--- Set problem ---
Select the lines that hold the word "signal" and copy each one.

--- Chart and figure data ---
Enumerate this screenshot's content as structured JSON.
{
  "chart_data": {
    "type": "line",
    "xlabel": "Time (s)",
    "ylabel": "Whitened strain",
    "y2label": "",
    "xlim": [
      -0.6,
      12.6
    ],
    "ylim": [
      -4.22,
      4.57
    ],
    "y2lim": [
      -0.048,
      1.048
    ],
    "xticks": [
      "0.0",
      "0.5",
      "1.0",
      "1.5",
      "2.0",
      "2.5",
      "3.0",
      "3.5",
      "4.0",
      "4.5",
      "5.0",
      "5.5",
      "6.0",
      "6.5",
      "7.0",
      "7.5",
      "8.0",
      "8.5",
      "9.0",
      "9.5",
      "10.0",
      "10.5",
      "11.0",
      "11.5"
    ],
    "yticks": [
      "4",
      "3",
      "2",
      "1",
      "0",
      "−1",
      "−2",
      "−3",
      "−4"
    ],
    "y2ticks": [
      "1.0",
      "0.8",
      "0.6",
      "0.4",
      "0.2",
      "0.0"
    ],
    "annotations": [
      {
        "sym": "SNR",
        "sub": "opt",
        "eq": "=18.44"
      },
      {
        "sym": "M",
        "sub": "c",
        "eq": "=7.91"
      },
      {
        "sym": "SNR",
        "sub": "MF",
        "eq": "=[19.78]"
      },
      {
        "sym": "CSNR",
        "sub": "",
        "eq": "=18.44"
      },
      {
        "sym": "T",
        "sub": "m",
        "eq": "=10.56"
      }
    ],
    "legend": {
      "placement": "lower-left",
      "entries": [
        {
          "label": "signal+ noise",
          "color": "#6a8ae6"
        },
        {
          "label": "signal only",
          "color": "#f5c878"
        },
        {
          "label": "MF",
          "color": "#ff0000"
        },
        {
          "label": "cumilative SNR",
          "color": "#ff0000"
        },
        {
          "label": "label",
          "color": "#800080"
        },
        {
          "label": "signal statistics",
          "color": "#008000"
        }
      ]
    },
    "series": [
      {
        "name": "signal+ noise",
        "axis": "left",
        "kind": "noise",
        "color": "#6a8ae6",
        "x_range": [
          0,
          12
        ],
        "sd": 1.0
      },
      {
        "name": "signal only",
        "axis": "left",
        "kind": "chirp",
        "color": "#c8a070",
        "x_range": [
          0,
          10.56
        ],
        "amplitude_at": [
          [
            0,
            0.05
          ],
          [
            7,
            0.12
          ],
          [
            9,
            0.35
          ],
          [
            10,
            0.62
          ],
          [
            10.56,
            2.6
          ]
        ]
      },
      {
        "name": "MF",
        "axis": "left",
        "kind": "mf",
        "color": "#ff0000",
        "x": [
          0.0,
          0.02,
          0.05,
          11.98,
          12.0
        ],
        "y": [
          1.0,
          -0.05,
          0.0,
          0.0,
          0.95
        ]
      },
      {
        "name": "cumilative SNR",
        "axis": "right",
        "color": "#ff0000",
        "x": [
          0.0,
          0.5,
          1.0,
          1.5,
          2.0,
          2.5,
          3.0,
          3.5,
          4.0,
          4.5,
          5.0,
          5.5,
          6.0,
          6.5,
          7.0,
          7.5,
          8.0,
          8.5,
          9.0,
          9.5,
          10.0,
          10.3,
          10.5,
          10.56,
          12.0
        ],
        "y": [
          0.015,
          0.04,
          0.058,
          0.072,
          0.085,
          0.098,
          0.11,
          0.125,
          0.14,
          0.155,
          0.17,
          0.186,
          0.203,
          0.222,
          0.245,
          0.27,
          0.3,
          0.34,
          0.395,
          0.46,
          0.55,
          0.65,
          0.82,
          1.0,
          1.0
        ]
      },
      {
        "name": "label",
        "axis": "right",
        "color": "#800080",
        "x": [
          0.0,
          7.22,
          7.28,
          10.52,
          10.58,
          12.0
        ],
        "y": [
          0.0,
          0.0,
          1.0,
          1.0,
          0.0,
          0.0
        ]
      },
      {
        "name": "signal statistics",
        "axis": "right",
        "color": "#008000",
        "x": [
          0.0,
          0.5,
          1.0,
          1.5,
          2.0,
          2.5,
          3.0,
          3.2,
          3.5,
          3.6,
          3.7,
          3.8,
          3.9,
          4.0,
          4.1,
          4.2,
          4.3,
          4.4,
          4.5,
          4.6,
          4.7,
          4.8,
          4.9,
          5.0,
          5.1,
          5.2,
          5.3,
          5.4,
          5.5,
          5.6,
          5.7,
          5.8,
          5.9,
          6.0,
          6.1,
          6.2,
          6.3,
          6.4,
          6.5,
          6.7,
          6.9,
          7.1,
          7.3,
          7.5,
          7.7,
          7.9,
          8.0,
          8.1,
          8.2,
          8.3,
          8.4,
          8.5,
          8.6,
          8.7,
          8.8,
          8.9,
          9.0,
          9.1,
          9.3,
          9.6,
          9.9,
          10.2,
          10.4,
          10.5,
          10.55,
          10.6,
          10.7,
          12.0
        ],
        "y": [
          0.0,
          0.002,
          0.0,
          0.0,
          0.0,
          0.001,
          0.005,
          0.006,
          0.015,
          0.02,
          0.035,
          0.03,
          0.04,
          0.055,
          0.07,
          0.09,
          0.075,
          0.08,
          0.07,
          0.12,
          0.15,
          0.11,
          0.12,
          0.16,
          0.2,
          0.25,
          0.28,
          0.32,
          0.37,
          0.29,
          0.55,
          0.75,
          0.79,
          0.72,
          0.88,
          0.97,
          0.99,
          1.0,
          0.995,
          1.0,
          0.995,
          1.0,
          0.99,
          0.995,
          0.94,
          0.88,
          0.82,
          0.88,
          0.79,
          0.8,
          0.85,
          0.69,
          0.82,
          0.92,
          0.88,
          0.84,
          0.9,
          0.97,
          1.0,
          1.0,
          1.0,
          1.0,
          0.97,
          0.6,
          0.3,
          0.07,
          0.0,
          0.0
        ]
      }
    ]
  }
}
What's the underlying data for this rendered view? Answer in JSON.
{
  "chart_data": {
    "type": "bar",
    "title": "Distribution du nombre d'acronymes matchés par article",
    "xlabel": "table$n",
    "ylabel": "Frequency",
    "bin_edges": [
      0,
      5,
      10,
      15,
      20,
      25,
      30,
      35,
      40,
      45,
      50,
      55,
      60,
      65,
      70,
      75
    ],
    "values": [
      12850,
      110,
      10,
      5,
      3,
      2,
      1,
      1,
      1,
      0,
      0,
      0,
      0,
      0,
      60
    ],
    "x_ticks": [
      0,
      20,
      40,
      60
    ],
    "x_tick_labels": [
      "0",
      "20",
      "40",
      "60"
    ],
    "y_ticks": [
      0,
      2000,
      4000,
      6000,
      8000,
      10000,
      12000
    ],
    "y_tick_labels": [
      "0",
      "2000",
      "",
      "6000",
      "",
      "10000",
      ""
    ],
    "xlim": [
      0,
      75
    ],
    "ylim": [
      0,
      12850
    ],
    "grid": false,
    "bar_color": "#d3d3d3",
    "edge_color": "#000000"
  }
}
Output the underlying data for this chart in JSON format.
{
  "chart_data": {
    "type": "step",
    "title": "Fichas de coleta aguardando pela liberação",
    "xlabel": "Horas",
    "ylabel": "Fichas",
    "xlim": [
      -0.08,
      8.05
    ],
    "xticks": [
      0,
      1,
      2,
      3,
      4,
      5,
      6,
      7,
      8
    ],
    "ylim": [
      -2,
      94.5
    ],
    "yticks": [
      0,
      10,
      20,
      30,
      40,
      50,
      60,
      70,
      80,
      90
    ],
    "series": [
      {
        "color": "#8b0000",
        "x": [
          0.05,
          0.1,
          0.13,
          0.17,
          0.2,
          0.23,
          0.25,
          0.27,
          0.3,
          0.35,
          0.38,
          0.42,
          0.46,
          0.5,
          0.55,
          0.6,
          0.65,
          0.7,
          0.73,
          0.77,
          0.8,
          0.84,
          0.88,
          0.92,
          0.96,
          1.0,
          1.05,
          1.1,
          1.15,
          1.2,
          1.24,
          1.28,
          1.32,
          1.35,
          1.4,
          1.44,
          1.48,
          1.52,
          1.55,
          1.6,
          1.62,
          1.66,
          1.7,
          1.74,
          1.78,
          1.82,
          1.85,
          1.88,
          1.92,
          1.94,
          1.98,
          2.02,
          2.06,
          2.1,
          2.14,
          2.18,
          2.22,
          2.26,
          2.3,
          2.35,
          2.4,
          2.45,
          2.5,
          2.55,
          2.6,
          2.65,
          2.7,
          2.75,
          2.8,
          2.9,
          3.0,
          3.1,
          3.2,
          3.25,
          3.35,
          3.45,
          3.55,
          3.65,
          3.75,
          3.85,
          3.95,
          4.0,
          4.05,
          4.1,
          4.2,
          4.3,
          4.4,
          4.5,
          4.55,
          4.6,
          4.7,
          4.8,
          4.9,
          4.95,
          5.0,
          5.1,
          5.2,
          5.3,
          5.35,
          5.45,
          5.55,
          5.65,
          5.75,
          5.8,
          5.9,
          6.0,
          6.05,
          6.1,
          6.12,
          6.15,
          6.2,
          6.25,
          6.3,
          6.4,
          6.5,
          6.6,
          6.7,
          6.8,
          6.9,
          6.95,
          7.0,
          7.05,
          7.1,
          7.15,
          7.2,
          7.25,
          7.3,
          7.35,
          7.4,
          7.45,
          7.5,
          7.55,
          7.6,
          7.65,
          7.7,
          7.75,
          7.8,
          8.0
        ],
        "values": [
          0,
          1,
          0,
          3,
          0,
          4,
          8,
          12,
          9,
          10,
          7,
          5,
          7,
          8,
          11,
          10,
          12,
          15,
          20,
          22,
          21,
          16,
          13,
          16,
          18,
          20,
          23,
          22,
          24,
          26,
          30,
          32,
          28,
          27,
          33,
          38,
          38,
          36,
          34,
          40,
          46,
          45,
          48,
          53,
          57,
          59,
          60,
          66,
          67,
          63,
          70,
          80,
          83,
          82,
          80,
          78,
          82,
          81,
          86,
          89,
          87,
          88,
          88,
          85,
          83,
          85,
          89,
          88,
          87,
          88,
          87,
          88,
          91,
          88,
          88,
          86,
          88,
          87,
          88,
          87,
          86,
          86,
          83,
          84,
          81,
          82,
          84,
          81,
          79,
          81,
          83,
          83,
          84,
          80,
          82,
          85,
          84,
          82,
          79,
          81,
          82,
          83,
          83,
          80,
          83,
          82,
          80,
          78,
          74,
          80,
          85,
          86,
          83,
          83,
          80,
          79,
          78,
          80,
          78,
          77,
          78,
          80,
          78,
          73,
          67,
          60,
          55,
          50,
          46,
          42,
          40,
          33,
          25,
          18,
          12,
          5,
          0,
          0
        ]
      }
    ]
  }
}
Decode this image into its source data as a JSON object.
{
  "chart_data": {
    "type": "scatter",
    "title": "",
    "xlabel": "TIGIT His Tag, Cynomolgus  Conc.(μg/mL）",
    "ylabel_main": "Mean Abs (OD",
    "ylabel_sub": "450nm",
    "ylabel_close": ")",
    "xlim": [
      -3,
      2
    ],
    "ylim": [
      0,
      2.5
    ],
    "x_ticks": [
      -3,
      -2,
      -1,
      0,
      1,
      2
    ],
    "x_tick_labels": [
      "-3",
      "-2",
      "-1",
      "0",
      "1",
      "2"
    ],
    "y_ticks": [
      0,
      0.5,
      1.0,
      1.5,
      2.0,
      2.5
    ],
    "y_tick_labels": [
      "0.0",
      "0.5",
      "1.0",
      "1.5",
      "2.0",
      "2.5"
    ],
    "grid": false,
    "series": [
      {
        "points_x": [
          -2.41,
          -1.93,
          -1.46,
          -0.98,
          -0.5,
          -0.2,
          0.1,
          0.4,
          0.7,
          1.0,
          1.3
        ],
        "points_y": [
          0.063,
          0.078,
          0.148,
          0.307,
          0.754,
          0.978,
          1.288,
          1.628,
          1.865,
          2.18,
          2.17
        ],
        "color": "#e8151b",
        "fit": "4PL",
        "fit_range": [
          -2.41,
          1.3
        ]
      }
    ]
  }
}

--- Expected answer ---
          "label": "signal+ noise",
          "label": "signal only",
          "label": "signal statistics",
        "name": "signal+ noise",
        "name": "signal only",
        "name": "signal statistics",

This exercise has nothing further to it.